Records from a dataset
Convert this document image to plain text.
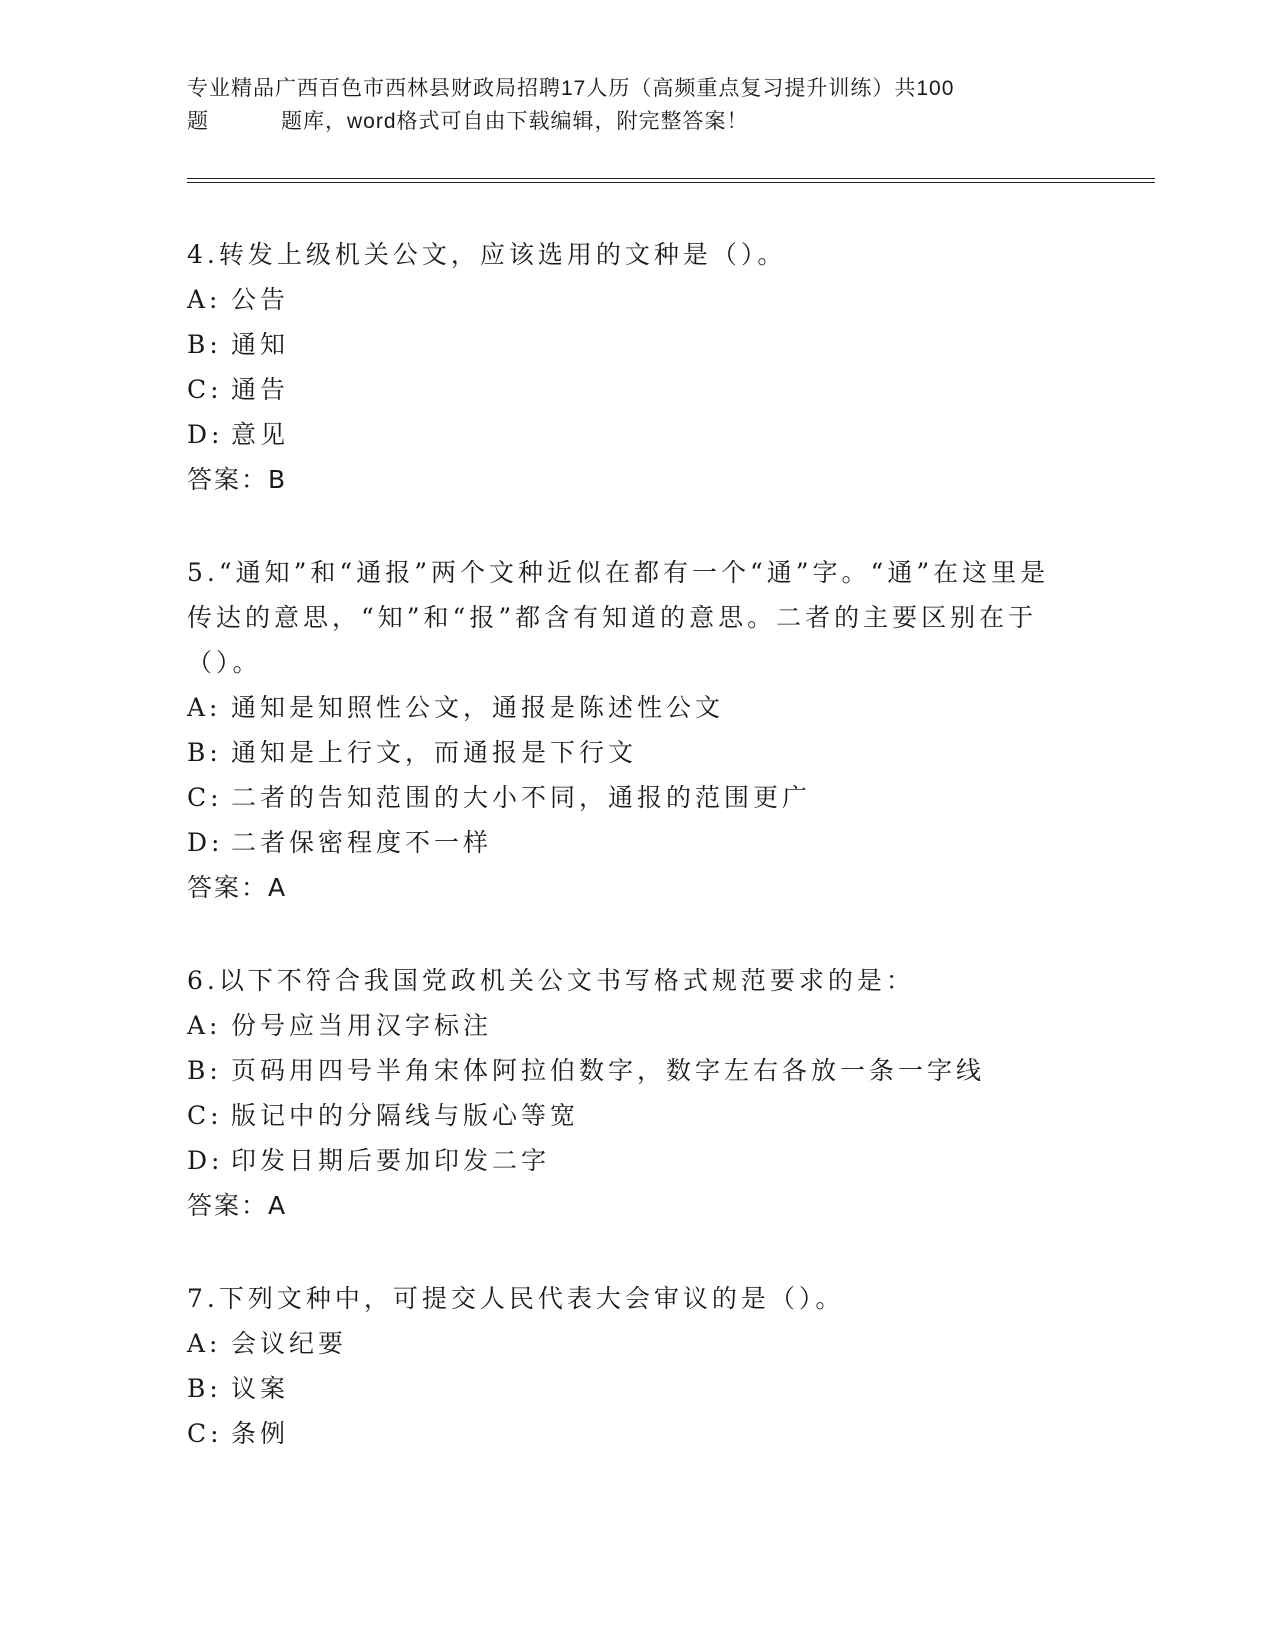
专业精品广西百色市西林县财政局招聘17人历（高频重点复习提升训练）共100
题	题库，word格式可自由下载编辑，附完整答案！

4.转发上级机关公文，应该选用的文种是（）。

A: 公告
B: 通知
C: 通告
D: 意见

答案：B

5.“通知”和“通报”两个文种近似在都有一个“通”字。“通”在这里是传达的意思，“知”和“报”都含有知道的意思。二者的主要区别在于（）。

A: 通知是知照性公文，通报是陈述性公文
B: 通知是上行文，而通报是下行文
C: 二者的告知范围的大小不同，通报的范围更广
D: 二者保密程度不一样

答案：A

6.以下不符合我国党政机关公文书写格式规范要求的是：

A: 份号应当用汉字标注
B: 页码用四号半角宋体阿拉伯数字，数字左右各放一条一字线
C: 版记中的分隔线与版心等宽
D: 印发日期后要加印发二字

答案：A

7.下列文种中，可提交人民代表大会审议的是（）。

A: 会议纪要
B: 议案
C: 条例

SHORT PROBLEM
Transcribe every entry word for word, but omit the pictures.

ANSWER IN FULL
Convert this document image to plain text.
专业精品广西百色市西林县财政局招聘17人历（高频重点复习提升训练）共100
题	题库，word格式可自由下载编辑，附完整答案！

4.转发上级机关公文，应该选用的文种是（）。

A: 公告
B: 通知
C: 通告
D: 意见

答案：B

5.“通知”和“通报”两个文种近似在都有一个“通”字。“通”在这里是传达的意思，“知”和“报”都含有知道的意思。二者的主要区别在于（）。

A: 通知是知照性公文，通报是陈述性公文
B: 通知是上行文，而通报是下行文
C: 二者的告知范围的大小不同，通报的范围更广
D: 二者保密程度不一样

答案：A

6.以下不符合我国党政机关公文书写格式规范要求的是：

A: 份号应当用汉字标注
B: 页码用四号半角宋体阿拉伯数字，数字左右各放一条一字线
C: 版记中的分隔线与版心等宽
D: 印发日期后要加印发二字

答案：A

7.下列文种中，可提交人民代表大会审议的是（）。

A: 会议纪要
B: 议案
C: 条例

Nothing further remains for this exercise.